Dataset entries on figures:
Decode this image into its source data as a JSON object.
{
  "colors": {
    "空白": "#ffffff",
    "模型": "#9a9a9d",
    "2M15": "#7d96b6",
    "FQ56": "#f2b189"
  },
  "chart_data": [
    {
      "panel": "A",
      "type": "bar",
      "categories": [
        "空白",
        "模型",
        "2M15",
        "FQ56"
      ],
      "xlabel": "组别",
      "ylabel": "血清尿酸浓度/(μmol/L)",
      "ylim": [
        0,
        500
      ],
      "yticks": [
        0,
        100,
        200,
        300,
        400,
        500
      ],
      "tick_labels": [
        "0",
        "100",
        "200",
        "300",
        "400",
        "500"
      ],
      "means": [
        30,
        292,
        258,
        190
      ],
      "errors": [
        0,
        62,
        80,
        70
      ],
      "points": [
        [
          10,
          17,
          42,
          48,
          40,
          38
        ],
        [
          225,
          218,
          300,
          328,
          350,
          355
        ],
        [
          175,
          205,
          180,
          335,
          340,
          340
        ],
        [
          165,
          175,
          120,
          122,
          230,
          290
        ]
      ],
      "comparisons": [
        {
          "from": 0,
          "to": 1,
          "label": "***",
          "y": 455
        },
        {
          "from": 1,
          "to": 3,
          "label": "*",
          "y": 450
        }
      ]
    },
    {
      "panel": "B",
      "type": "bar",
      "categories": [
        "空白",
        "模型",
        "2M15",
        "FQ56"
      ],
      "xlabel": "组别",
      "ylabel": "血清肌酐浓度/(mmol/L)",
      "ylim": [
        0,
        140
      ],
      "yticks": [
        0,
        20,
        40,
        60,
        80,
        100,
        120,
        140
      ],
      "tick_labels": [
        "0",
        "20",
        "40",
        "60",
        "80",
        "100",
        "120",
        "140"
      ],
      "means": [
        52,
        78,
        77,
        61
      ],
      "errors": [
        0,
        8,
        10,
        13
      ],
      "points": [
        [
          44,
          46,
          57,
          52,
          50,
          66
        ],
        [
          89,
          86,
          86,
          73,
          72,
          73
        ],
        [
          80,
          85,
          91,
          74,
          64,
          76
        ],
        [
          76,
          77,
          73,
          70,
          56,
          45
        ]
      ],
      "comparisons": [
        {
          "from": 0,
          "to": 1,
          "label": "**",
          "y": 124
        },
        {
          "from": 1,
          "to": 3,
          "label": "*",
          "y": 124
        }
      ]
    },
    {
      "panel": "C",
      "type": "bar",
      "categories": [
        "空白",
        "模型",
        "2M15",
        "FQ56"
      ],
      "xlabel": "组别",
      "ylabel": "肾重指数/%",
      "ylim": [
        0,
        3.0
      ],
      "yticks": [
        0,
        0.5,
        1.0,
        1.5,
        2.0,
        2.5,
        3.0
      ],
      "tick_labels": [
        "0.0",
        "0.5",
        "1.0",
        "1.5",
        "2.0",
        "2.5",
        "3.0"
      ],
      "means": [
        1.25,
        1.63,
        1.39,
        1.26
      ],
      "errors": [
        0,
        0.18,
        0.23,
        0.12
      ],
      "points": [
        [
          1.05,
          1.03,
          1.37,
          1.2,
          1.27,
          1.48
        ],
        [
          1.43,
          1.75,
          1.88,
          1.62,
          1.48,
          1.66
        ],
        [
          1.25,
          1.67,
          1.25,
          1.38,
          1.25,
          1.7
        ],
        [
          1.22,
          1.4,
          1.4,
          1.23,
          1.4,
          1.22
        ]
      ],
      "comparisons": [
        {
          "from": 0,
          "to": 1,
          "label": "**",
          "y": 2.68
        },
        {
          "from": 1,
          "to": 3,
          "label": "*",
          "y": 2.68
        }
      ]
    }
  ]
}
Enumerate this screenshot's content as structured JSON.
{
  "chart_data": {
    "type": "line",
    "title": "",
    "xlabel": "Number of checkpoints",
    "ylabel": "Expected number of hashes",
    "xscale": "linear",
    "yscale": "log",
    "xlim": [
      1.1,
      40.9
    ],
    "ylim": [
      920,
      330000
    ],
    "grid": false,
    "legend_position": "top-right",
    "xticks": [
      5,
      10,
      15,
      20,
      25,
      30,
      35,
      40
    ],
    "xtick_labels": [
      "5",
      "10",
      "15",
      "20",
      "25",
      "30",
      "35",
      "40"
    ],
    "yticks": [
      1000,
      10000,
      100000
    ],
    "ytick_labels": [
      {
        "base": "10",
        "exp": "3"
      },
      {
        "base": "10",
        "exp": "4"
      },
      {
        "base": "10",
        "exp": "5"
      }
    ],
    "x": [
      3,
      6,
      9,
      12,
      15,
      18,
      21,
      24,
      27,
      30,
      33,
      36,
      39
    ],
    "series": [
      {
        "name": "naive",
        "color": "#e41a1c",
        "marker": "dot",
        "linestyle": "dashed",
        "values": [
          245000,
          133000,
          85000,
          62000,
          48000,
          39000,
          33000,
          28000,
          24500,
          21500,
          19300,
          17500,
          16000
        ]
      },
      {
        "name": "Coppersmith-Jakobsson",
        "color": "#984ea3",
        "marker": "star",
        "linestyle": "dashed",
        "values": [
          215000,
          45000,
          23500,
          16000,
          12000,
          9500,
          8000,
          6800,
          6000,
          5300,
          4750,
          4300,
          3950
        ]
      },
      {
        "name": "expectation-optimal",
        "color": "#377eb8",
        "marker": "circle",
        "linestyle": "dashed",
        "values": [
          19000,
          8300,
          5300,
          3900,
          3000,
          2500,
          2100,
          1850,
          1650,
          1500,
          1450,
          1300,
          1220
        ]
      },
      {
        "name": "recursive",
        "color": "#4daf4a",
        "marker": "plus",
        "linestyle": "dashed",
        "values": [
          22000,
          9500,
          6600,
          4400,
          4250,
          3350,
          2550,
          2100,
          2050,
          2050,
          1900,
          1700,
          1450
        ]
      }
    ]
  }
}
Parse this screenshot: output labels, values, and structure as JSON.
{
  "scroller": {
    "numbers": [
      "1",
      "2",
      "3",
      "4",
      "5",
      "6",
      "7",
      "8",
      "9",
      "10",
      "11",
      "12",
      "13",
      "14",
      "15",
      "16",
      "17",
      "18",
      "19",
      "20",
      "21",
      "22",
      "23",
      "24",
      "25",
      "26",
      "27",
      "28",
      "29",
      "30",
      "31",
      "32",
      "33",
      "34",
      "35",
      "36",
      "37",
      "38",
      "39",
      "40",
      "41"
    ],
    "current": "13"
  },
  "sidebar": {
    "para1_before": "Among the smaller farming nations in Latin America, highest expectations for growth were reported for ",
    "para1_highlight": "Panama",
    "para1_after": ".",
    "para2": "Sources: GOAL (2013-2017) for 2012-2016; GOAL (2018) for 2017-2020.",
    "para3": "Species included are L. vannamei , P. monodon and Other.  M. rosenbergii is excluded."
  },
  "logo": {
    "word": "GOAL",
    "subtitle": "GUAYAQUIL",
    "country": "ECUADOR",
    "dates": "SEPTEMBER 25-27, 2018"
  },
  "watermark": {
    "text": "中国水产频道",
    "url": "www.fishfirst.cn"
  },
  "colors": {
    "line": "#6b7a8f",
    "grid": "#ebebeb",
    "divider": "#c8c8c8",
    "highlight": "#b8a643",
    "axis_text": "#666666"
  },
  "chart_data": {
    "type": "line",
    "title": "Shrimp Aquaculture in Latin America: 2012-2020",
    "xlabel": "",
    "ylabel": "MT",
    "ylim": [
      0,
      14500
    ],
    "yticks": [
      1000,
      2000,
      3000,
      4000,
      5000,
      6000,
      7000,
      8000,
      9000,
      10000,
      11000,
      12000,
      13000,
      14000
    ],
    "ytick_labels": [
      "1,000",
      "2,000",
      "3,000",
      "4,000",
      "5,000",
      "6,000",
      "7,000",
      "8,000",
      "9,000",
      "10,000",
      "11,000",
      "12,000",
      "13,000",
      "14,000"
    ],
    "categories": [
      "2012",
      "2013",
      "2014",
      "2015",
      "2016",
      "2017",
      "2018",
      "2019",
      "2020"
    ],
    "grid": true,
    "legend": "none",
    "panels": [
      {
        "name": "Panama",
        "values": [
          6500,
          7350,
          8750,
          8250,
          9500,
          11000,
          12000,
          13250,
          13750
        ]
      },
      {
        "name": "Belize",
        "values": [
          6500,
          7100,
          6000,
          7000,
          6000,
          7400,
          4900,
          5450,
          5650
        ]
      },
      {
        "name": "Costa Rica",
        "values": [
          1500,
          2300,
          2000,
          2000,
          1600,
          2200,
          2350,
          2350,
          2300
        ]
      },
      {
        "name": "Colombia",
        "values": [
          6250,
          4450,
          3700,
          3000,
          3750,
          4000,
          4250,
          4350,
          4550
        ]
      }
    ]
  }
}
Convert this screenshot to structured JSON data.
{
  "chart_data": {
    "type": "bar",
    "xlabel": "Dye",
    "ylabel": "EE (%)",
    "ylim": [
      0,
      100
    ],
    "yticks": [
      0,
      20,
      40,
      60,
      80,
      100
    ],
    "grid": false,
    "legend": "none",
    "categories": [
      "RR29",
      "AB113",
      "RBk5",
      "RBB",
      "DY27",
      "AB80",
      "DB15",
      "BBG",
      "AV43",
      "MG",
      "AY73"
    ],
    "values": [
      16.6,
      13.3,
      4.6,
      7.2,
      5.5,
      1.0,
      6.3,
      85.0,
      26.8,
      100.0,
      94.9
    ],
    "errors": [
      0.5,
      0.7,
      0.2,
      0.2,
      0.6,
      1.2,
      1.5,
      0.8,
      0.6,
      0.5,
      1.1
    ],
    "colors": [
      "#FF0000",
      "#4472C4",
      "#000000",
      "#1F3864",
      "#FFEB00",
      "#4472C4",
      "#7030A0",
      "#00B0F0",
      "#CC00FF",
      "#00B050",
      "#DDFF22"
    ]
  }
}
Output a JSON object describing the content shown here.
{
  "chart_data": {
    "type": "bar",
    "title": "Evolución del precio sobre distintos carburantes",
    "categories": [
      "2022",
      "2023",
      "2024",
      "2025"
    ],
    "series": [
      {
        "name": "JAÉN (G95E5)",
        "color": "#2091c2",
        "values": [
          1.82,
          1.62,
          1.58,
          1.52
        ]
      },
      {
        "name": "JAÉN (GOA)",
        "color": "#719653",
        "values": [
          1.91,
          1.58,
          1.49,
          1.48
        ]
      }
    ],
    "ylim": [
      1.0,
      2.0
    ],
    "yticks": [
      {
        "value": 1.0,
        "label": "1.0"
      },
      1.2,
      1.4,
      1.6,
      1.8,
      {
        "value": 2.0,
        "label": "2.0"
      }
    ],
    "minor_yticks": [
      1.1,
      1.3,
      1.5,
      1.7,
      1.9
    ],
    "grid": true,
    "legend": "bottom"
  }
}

**INSTRUCTIONS FOR THE TASK:** Select and copy each line from the data that includes the word "screenshot".

**RESPONSE TO THE TASK:**
Enumerate this screenshot's content as structured JSON.
Parse this screenshot: output labels, values, and structure as JSON.
Convert this screenshot to structured JSON data.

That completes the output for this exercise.